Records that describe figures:
-- Start --

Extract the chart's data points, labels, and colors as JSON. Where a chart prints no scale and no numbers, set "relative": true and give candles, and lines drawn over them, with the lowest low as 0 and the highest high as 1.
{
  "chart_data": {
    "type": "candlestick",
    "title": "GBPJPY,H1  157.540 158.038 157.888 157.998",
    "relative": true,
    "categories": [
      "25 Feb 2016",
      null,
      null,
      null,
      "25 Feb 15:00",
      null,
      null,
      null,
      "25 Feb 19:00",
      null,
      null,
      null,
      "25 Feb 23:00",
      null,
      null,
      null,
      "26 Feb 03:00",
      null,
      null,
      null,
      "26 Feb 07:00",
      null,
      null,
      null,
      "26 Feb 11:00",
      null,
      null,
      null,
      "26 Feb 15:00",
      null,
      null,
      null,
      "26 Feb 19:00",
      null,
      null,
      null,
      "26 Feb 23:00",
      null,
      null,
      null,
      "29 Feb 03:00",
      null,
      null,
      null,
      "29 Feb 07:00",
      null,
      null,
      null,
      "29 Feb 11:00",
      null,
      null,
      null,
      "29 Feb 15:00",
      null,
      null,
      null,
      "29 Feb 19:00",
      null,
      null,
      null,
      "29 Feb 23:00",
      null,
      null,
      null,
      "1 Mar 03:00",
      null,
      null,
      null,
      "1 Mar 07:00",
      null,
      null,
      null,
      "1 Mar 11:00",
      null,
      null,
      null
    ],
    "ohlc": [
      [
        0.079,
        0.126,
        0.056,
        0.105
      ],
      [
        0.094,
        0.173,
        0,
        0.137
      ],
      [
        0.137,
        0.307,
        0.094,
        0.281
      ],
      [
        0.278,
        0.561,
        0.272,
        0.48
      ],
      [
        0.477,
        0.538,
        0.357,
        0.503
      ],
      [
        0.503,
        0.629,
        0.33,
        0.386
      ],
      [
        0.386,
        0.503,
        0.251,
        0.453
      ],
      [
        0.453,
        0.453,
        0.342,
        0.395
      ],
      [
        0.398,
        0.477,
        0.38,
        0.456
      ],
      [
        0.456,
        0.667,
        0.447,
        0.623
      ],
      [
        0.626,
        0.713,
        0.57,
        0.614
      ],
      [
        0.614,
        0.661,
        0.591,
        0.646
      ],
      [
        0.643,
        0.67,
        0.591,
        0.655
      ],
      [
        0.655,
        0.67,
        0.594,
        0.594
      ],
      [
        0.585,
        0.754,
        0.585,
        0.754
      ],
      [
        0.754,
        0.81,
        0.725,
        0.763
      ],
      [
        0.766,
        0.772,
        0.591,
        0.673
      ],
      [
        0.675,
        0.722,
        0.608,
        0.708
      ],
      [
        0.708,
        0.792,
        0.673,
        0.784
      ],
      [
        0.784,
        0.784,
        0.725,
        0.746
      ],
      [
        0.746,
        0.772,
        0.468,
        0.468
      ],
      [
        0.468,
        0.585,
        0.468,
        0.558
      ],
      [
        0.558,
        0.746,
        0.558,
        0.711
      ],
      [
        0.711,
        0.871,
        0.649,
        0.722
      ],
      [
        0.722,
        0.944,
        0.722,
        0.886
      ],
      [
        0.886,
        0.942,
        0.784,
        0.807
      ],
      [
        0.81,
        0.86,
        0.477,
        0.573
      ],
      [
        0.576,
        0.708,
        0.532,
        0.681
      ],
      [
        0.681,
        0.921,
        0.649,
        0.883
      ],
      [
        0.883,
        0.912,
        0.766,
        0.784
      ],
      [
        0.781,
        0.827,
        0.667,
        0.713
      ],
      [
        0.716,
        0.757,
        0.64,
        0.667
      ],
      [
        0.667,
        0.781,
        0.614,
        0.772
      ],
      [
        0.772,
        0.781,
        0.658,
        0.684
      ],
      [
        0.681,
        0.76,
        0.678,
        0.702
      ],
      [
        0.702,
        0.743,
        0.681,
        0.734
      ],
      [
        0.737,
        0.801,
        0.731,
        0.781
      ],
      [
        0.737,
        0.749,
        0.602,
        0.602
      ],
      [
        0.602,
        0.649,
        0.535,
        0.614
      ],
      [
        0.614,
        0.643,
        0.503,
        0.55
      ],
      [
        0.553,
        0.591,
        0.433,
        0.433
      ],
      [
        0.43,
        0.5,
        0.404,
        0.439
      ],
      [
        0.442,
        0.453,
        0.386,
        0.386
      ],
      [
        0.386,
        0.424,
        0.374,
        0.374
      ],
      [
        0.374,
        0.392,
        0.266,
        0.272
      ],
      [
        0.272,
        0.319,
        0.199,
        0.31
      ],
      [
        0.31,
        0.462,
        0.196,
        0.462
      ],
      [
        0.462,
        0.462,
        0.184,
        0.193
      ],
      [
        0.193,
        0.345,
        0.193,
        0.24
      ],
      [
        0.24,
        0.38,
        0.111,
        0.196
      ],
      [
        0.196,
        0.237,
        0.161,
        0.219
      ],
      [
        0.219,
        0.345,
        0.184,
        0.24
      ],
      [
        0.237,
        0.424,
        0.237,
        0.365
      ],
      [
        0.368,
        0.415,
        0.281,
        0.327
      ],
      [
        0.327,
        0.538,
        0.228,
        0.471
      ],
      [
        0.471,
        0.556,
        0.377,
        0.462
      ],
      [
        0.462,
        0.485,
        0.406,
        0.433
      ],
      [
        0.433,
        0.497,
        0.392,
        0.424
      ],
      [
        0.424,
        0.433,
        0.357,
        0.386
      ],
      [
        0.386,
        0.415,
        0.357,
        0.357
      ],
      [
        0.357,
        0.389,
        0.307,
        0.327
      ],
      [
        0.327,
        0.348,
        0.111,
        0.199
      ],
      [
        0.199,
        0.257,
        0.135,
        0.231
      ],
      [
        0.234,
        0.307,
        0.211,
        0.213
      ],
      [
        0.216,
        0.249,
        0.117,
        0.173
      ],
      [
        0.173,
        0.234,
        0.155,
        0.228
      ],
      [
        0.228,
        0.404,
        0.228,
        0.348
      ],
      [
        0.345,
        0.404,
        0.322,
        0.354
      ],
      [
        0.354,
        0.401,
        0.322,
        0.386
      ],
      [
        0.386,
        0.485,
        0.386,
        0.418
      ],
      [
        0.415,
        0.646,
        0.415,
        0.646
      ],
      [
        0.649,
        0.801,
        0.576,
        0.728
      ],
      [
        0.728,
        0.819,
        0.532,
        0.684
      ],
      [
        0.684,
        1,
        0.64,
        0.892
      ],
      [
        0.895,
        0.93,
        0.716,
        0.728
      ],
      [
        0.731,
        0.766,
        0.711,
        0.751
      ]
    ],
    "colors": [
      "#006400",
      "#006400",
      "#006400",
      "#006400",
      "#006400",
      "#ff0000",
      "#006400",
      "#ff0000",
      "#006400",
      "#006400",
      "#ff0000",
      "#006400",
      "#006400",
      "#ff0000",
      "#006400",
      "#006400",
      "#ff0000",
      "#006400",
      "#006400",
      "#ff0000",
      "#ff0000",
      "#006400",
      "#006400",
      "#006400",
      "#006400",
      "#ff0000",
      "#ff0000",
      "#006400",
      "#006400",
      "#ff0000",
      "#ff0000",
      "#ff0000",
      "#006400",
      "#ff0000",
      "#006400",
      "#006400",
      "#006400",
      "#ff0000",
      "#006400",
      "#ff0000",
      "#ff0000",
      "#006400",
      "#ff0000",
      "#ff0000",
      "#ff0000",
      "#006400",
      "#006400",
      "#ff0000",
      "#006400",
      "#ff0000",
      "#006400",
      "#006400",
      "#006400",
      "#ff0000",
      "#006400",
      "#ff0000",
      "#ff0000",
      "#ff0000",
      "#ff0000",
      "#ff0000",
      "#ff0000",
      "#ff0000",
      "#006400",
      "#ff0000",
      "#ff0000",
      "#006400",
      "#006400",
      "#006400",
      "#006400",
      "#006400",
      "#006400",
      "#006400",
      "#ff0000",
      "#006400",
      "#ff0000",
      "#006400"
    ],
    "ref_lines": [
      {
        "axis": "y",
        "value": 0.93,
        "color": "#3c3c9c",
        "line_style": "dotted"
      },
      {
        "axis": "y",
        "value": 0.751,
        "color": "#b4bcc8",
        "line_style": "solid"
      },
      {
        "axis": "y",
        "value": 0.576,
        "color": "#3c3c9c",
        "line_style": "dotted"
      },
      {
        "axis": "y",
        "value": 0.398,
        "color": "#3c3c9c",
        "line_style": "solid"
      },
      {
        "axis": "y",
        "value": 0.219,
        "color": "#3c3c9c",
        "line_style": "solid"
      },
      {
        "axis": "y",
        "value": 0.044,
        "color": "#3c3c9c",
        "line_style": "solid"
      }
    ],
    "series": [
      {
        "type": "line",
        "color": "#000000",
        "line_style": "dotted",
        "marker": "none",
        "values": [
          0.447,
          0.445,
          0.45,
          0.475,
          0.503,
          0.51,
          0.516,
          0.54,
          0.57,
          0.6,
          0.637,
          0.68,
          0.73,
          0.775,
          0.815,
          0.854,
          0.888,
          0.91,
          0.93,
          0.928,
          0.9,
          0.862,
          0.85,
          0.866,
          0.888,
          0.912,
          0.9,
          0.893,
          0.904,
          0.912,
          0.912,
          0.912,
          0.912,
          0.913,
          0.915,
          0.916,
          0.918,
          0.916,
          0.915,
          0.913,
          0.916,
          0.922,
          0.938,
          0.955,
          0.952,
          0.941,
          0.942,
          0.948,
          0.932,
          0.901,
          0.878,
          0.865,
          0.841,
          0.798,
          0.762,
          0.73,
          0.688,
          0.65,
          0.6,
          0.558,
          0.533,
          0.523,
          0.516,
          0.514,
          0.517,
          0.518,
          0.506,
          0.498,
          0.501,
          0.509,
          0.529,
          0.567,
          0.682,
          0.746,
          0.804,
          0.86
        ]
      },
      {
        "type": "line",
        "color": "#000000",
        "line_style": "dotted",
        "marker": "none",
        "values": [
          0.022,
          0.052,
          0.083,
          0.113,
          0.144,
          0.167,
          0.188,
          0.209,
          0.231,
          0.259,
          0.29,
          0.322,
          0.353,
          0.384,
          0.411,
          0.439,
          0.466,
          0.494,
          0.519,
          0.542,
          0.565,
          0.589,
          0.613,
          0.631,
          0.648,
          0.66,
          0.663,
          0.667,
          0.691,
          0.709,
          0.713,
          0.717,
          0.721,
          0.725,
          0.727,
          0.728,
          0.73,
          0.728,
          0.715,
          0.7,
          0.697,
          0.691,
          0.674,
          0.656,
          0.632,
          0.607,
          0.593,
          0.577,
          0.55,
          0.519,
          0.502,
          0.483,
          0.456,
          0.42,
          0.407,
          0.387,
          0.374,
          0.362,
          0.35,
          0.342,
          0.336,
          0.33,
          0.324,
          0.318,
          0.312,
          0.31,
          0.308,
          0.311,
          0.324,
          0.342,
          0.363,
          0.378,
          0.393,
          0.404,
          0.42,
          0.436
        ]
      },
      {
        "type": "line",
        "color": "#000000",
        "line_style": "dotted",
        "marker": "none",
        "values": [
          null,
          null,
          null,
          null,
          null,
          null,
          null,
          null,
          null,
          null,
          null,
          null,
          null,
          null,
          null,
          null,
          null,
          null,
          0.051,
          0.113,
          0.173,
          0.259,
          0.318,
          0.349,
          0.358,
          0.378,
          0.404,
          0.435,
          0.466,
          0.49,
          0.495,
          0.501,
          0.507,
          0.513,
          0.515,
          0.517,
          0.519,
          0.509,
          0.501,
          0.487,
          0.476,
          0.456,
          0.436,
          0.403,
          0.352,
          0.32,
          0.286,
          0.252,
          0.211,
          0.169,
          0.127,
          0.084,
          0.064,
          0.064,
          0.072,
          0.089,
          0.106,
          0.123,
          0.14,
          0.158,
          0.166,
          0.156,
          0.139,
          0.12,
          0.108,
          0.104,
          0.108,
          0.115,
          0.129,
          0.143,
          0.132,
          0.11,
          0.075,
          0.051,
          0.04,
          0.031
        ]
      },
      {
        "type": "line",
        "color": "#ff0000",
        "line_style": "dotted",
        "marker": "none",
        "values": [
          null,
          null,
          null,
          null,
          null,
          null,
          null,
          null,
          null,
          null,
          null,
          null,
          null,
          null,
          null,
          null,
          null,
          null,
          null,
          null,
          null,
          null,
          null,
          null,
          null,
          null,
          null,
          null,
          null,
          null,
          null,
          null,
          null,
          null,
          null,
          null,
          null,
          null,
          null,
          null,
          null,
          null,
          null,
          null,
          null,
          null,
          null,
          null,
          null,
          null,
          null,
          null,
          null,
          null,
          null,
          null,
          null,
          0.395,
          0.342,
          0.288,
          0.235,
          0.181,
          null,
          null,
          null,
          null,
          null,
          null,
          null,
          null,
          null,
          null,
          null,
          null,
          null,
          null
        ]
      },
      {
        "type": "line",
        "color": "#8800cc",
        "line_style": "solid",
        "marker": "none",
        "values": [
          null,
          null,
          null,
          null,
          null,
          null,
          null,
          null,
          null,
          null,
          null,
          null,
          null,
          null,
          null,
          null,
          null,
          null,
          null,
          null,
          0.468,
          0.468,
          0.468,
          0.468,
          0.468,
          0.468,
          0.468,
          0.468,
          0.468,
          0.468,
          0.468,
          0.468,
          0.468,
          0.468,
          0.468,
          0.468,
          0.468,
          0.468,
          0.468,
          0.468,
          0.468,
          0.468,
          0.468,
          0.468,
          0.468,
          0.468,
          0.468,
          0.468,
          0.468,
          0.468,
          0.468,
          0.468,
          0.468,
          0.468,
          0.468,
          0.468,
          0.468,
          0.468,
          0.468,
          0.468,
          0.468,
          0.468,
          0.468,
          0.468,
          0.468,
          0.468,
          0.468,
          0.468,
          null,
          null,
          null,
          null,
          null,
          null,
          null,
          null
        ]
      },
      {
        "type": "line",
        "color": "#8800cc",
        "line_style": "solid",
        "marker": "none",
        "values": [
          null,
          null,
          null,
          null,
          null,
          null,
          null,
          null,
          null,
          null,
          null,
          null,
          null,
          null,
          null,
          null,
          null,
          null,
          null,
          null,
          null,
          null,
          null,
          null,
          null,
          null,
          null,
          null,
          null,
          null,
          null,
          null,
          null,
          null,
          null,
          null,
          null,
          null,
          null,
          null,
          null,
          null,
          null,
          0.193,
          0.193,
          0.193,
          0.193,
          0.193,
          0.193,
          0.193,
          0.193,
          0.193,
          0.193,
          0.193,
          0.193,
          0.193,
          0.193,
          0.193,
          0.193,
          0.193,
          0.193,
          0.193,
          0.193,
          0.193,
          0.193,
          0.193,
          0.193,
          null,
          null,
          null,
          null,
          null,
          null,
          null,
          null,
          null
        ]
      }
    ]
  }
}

-- End --

## Problem
Work out how many lines in the records above hold the string "colors", then give only that count.

## Written answer
2